** Information shown **

╭──

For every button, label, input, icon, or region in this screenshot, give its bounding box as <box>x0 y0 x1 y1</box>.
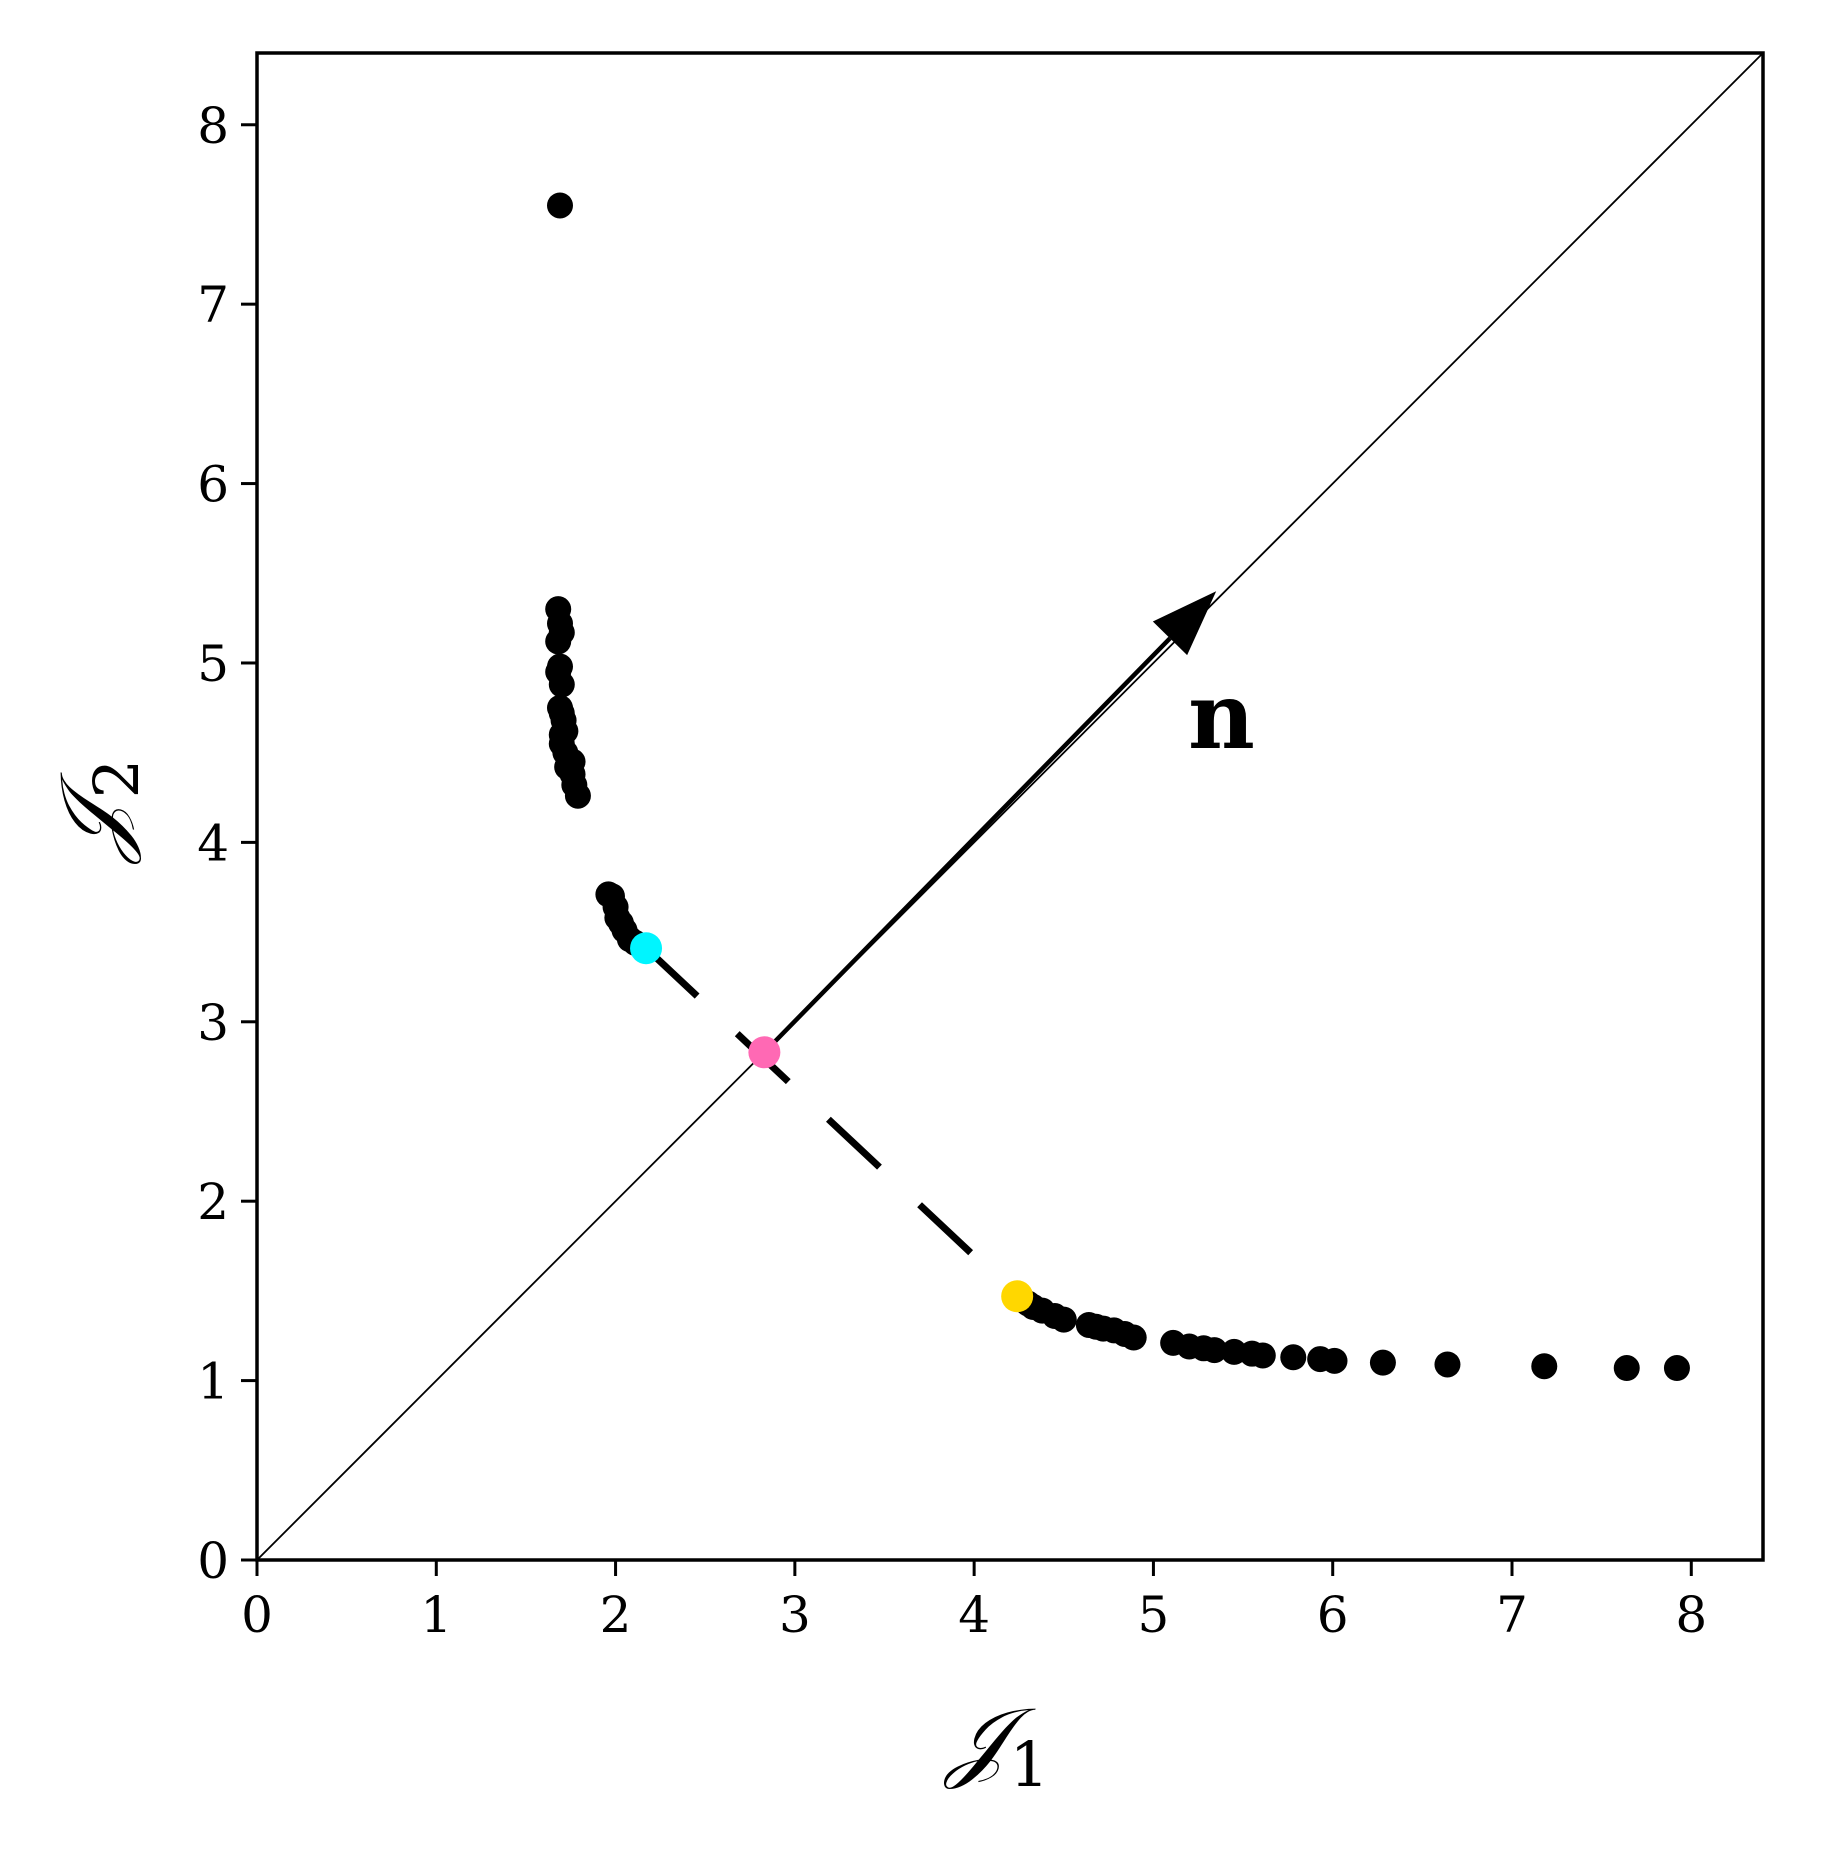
y-tick-label: 6 <box>197 456 229 514</box>
data-point <box>1531 1353 1558 1380</box>
reference-lines-layer <box>256 52 1764 1561</box>
data-point <box>1280 1344 1307 1371</box>
arrow-head <box>1152 591 1217 656</box>
x-tick-label: 6 <box>1317 1586 1349 1644</box>
x-tick-label: 3 <box>779 1586 811 1644</box>
plot-frame <box>255 51 1765 1562</box>
data-point <box>1613 1355 1640 1382</box>
data-point <box>1120 1324 1147 1351</box>
x-tick-label: 0 <box>241 1586 273 1644</box>
data-point <box>564 782 591 809</box>
y-tick-label: 2 <box>197 1173 229 1231</box>
data-point <box>1321 1347 1348 1374</box>
arrow-shaft <box>762 636 1172 1054</box>
diagonal-line <box>256 52 1764 1561</box>
x-tick-label: 1 <box>420 1586 452 1644</box>
y-tick-label: 0 <box>197 1532 229 1590</box>
data-point <box>546 192 573 219</box>
x-tick-label: 7 <box>1496 1586 1528 1644</box>
x-axis-ticks: 0 1 2 3 4 5 6 7 8 <box>241 1560 1707 1644</box>
y-tick-label: 7 <box>197 276 229 334</box>
data-point <box>1050 1306 1077 1333</box>
y-tick-label: 1 <box>197 1353 229 1411</box>
arrow-annotation-label: n <box>1188 662 1255 770</box>
x-tick-label: 5 <box>1138 1586 1170 1644</box>
data-points-layer <box>545 192 1690 1382</box>
data-point <box>545 628 572 655</box>
y-axis-label-subscript: 2 <box>80 759 153 798</box>
y-tick-label: 4 <box>197 814 229 872</box>
data-point <box>548 671 575 698</box>
x-tick-label: 4 <box>958 1586 990 1644</box>
highlight-point-cyan <box>630 932 663 965</box>
highlight-point-yellow <box>1001 1280 1034 1313</box>
x-tick-label: 2 <box>600 1586 632 1644</box>
y-tick-label: 8 <box>197 97 229 155</box>
data-point <box>1369 1349 1396 1376</box>
y-tick-label: 3 <box>197 994 229 1052</box>
x-axis-label-subscript: 1 <box>1010 1728 1049 1801</box>
y-tick-label: 5 <box>197 635 229 693</box>
highlight-points-layer <box>630 932 1034 1313</box>
data-point <box>1434 1351 1461 1378</box>
dashed-segment <box>643 945 1020 1299</box>
y-axis-ticks: 0 1 2 3 4 5 6 7 8 <box>197 97 257 1590</box>
x-tick-label: 8 <box>1675 1586 1707 1644</box>
highlight-point-pink <box>748 1036 781 1069</box>
data-point <box>1201 1337 1228 1364</box>
data-point <box>1663 1355 1690 1382</box>
data-point <box>1249 1342 1276 1369</box>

╰──

** What you should do **
Reproduce the material above line for line without changing anything, but omit the picture.

** Complete answer **
For every button, label, input, icon, or region in this screenshot, give its bounding box as <box>x0 y0 x1 y1</box>.
y-tick-label: 6 <box>197 456 229 514</box>
data-point <box>1531 1353 1558 1380</box>
reference-lines-layer <box>256 52 1764 1561</box>
data-point <box>1280 1344 1307 1371</box>
arrow-head <box>1152 591 1217 656</box>
x-tick-label: 6 <box>1317 1586 1349 1644</box>
x-tick-label: 3 <box>779 1586 811 1644</box>
plot-frame <box>255 51 1765 1562</box>
data-point <box>1613 1355 1640 1382</box>
data-point <box>1120 1324 1147 1351</box>
x-tick-label: 0 <box>241 1586 273 1644</box>
data-point <box>564 782 591 809</box>
y-tick-label: 2 <box>197 1173 229 1231</box>
data-point <box>1321 1347 1348 1374</box>
arrow-shaft <box>762 636 1172 1054</box>
diagonal-line <box>256 52 1764 1561</box>
x-tick-label: 1 <box>420 1586 452 1644</box>
y-tick-label: 0 <box>197 1532 229 1590</box>
data-point <box>546 192 573 219</box>
x-tick-label: 7 <box>1496 1586 1528 1644</box>
x-axis-ticks: 0 1 2 3 4 5 6 7 8 <box>241 1560 1707 1644</box>
y-tick-label: 7 <box>197 276 229 334</box>
data-point <box>1050 1306 1077 1333</box>
y-tick-label: 1 <box>197 1353 229 1411</box>
arrow-annotation-label: n <box>1188 662 1255 770</box>
x-tick-label: 5 <box>1138 1586 1170 1644</box>
data-points-layer <box>545 192 1690 1382</box>
data-point <box>545 628 572 655</box>
y-axis-label-subscript: 2 <box>80 759 153 798</box>
y-tick-label: 4 <box>197 814 229 872</box>
data-point <box>548 671 575 698</box>
x-tick-label: 4 <box>958 1586 990 1644</box>
highlight-point-cyan <box>630 932 663 965</box>
highlight-point-yellow <box>1001 1280 1034 1313</box>
x-tick-label: 2 <box>600 1586 632 1644</box>
y-tick-label: 8 <box>197 97 229 155</box>
data-point <box>1369 1349 1396 1376</box>
y-tick-label: 3 <box>197 994 229 1052</box>
x-axis-label-subscript: 1 <box>1010 1728 1049 1801</box>
y-tick-label: 5 <box>197 635 229 693</box>
highlight-points-layer <box>630 932 1034 1313</box>
data-point <box>1434 1351 1461 1378</box>
dashed-segment <box>643 945 1020 1299</box>
y-axis-ticks: 0 1 2 3 4 5 6 7 8 <box>197 97 257 1590</box>
x-tick-label: 8 <box>1675 1586 1707 1644</box>
highlight-point-pink <box>748 1036 781 1069</box>
data-point <box>1201 1337 1228 1364</box>
data-point <box>1663 1355 1690 1382</box>
data-point <box>1249 1342 1276 1369</box>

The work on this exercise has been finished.